**SET TASK:**
Your copy of the material below should match it exactly, except that it holds no pictures.
▼
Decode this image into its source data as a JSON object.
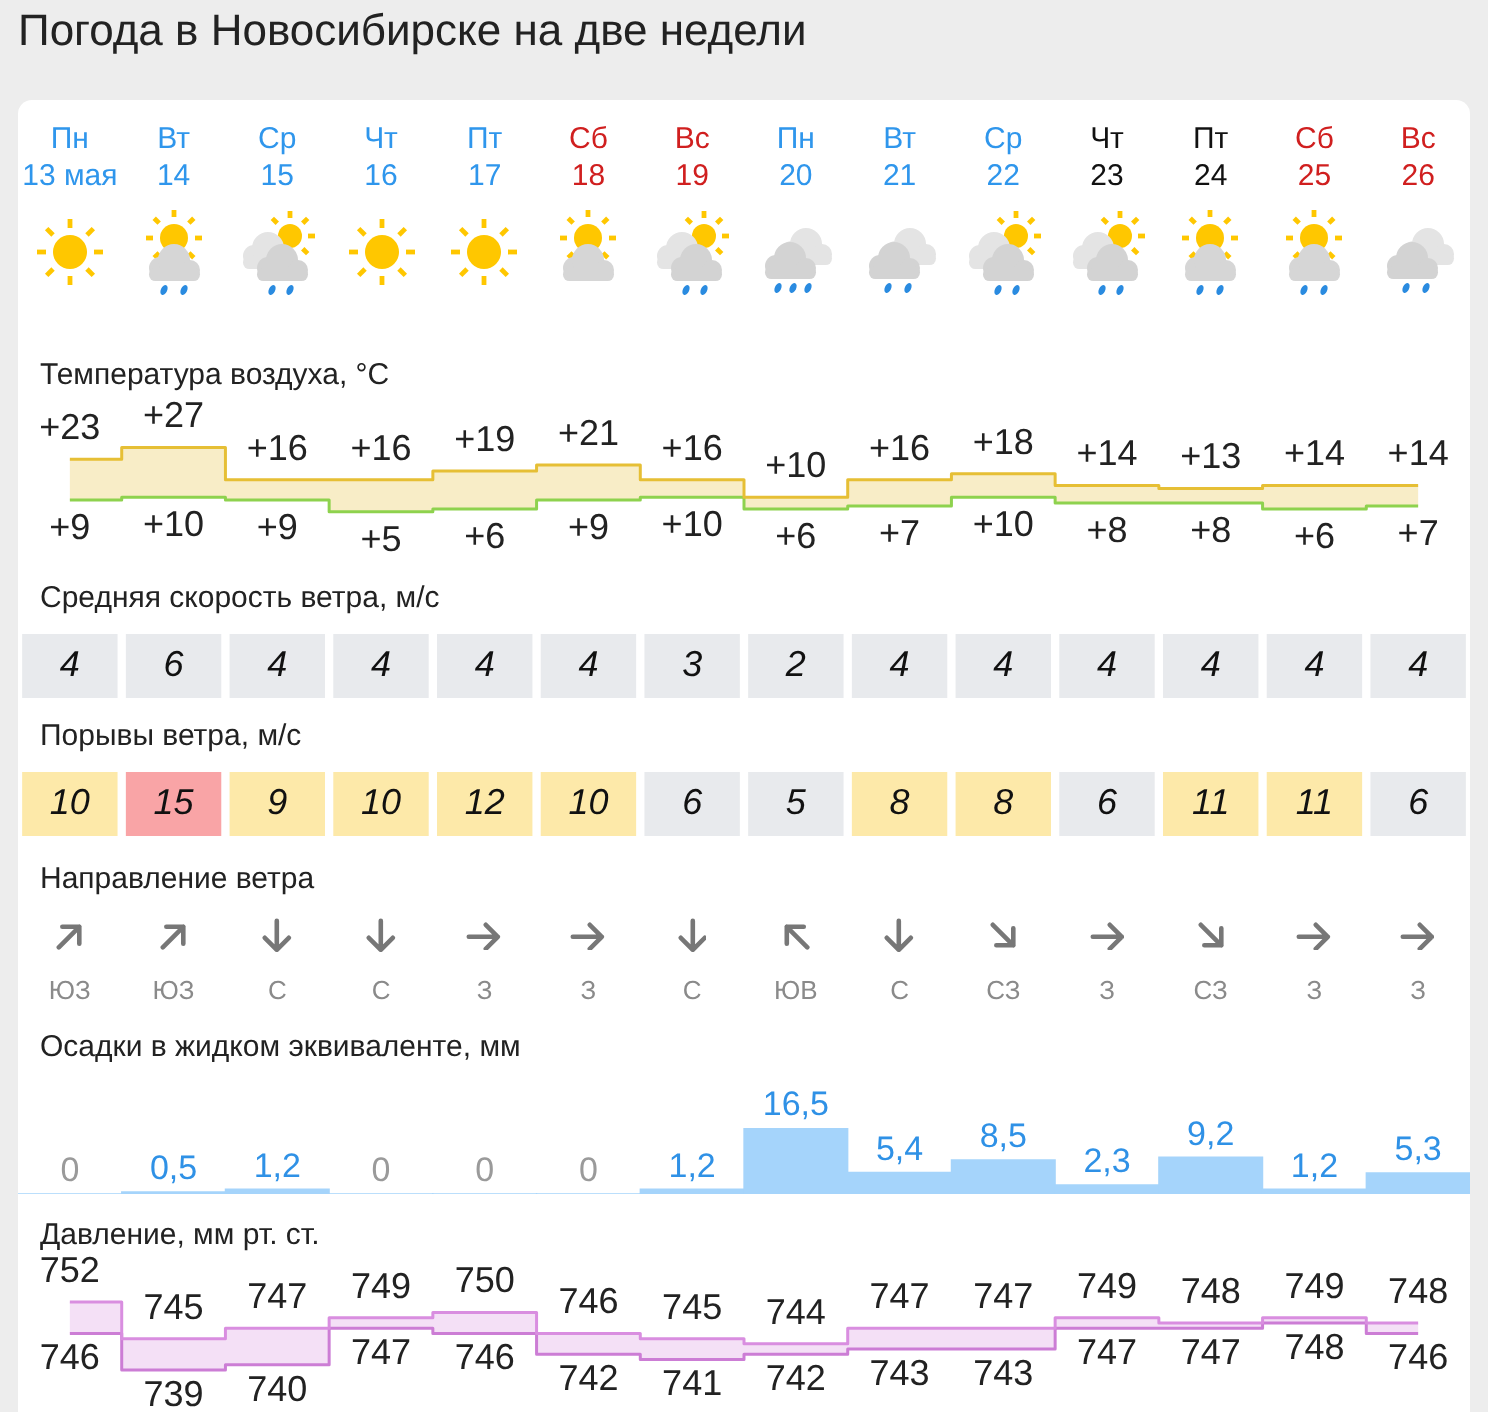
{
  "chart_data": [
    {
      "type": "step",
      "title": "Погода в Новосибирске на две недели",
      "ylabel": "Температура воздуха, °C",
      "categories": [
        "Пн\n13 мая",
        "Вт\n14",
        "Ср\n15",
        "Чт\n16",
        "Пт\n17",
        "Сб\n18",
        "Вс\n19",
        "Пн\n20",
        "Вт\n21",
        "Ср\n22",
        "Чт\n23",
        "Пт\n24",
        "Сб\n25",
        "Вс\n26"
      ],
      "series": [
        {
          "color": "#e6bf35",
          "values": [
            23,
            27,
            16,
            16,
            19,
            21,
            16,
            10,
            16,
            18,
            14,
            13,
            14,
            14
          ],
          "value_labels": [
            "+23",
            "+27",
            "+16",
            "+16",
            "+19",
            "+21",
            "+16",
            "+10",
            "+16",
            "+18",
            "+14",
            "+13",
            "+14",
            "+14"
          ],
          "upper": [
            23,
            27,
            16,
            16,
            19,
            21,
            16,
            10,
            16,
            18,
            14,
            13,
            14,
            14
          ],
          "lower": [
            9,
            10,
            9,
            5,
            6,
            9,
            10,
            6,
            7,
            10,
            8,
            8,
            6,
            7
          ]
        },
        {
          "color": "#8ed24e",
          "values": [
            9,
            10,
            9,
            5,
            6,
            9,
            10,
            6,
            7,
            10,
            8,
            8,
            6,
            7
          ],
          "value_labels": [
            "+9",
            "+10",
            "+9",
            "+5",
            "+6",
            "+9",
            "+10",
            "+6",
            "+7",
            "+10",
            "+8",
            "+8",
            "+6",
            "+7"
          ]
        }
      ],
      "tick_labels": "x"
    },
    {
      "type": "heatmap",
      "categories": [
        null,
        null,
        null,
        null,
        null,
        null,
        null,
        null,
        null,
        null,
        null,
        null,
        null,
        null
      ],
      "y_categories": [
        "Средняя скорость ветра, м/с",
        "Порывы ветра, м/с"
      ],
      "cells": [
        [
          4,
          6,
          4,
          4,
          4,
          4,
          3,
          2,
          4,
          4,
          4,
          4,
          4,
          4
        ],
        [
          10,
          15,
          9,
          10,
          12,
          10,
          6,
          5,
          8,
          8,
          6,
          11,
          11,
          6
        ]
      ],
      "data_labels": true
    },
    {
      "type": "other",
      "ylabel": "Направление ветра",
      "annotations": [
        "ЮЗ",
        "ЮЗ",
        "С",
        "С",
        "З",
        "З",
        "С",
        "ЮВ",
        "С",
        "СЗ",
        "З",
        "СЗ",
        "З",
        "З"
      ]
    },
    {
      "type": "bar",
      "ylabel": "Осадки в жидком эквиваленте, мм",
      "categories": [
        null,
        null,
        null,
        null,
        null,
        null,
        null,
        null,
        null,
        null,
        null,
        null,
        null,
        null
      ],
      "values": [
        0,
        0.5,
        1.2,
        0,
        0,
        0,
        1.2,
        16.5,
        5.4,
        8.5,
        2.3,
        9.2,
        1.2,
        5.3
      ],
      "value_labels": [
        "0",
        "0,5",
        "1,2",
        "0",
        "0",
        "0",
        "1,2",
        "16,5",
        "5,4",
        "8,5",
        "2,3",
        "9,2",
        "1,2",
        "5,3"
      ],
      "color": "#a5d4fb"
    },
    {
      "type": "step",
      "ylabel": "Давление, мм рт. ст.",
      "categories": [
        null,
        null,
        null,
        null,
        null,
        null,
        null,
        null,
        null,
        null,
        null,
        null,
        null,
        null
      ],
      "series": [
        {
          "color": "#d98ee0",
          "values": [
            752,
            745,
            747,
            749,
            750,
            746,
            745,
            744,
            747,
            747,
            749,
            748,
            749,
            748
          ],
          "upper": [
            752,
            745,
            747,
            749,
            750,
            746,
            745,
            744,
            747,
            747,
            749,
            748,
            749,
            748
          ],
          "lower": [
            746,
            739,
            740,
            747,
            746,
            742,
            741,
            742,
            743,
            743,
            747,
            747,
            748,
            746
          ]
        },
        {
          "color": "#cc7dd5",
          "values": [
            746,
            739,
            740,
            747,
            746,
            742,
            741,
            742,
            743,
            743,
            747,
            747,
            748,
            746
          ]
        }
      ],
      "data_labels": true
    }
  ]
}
▲
**EXERCISE ANSWER:**
Decode this image into its source data as a JSON object.
{
  "chart_data": [
    {
      "type": "step",
      "title": "Погода в Новосибирске на две недели",
      "ylabel": "Температура воздуха, °C",
      "categories": [
        "Пн\n13 мая",
        "Вт\n14",
        "Ср\n15",
        "Чт\n16",
        "Пт\n17",
        "Сб\n18",
        "Вс\n19",
        "Пн\n20",
        "Вт\n21",
        "Ср\n22",
        "Чт\n23",
        "Пт\n24",
        "Сб\n25",
        "Вс\n26"
      ],
      "series": [
        {
          "color": "#e6bf35",
          "values": [
            23,
            27,
            16,
            16,
            19,
            21,
            16,
            10,
            16,
            18,
            14,
            13,
            14,
            14
          ],
          "value_labels": [
            "+23",
            "+27",
            "+16",
            "+16",
            "+19",
            "+21",
            "+16",
            "+10",
            "+16",
            "+18",
            "+14",
            "+13",
            "+14",
            "+14"
          ],
          "upper": [
            23,
            27,
            16,
            16,
            19,
            21,
            16,
            10,
            16,
            18,
            14,
            13,
            14,
            14
          ],
          "lower": [
            9,
            10,
            9,
            5,
            6,
            9,
            10,
            6,
            7,
            10,
            8,
            8,
            6,
            7
          ]
        },
        {
          "color": "#8ed24e",
          "values": [
            9,
            10,
            9,
            5,
            6,
            9,
            10,
            6,
            7,
            10,
            8,
            8,
            6,
            7
          ],
          "value_labels": [
            "+9",
            "+10",
            "+9",
            "+5",
            "+6",
            "+9",
            "+10",
            "+6",
            "+7",
            "+10",
            "+8",
            "+8",
            "+6",
            "+7"
          ]
        }
      ],
      "tick_labels": "x"
    },
    {
      "type": "heatmap",
      "categories": [
        null,
        null,
        null,
        null,
        null,
        null,
        null,
        null,
        null,
        null,
        null,
        null,
        null,
        null
      ],
      "y_categories": [
        "Средняя скорость ветра, м/с",
        "Порывы ветра, м/с"
      ],
      "cells": [
        [
          4,
          6,
          4,
          4,
          4,
          4,
          3,
          2,
          4,
          4,
          4,
          4,
          4,
          4
        ],
        [
          10,
          15,
          9,
          10,
          12,
          10,
          6,
          5,
          8,
          8,
          6,
          11,
          11,
          6
        ]
      ],
      "data_labels": true
    },
    {
      "type": "other",
      "ylabel": "Направление ветра",
      "annotations": [
        "ЮЗ",
        "ЮЗ",
        "С",
        "С",
        "З",
        "З",
        "С",
        "ЮВ",
        "С",
        "СЗ",
        "З",
        "СЗ",
        "З",
        "З"
      ]
    },
    {
      "type": "bar",
      "ylabel": "Осадки в жидком эквиваленте, мм",
      "categories": [
        null,
        null,
        null,
        null,
        null,
        null,
        null,
        null,
        null,
        null,
        null,
        null,
        null,
        null
      ],
      "values": [
        0,
        0.5,
        1.2,
        0,
        0,
        0,
        1.2,
        16.5,
        5.4,
        8.5,
        2.3,
        9.2,
        1.2,
        5.3
      ],
      "value_labels": [
        "0",
        "0,5",
        "1,2",
        "0",
        "0",
        "0",
        "1,2",
        "16,5",
        "5,4",
        "8,5",
        "2,3",
        "9,2",
        "1,2",
        "5,3"
      ],
      "color": "#a5d4fb"
    },
    {
      "type": "step",
      "ylabel": "Давление, мм рт. ст.",
      "categories": [
        null,
        null,
        null,
        null,
        null,
        null,
        null,
        null,
        null,
        null,
        null,
        null,
        null,
        null
      ],
      "series": [
        {
          "color": "#d98ee0",
          "values": [
            752,
            745,
            747,
            749,
            750,
            746,
            745,
            744,
            747,
            747,
            749,
            748,
            749,
            748
          ],
          "upper": [
            752,
            745,
            747,
            749,
            750,
            746,
            745,
            744,
            747,
            747,
            749,
            748,
            749,
            748
          ],
          "lower": [
            746,
            739,
            740,
            747,
            746,
            742,
            741,
            742,
            743,
            743,
            747,
            747,
            748,
            746
          ]
        },
        {
          "color": "#cc7dd5",
          "values": [
            746,
            739,
            740,
            747,
            746,
            742,
            741,
            742,
            743,
            743,
            747,
            747,
            748,
            746
          ]
        }
      ],
      "data_labels": true
    }
  ]
}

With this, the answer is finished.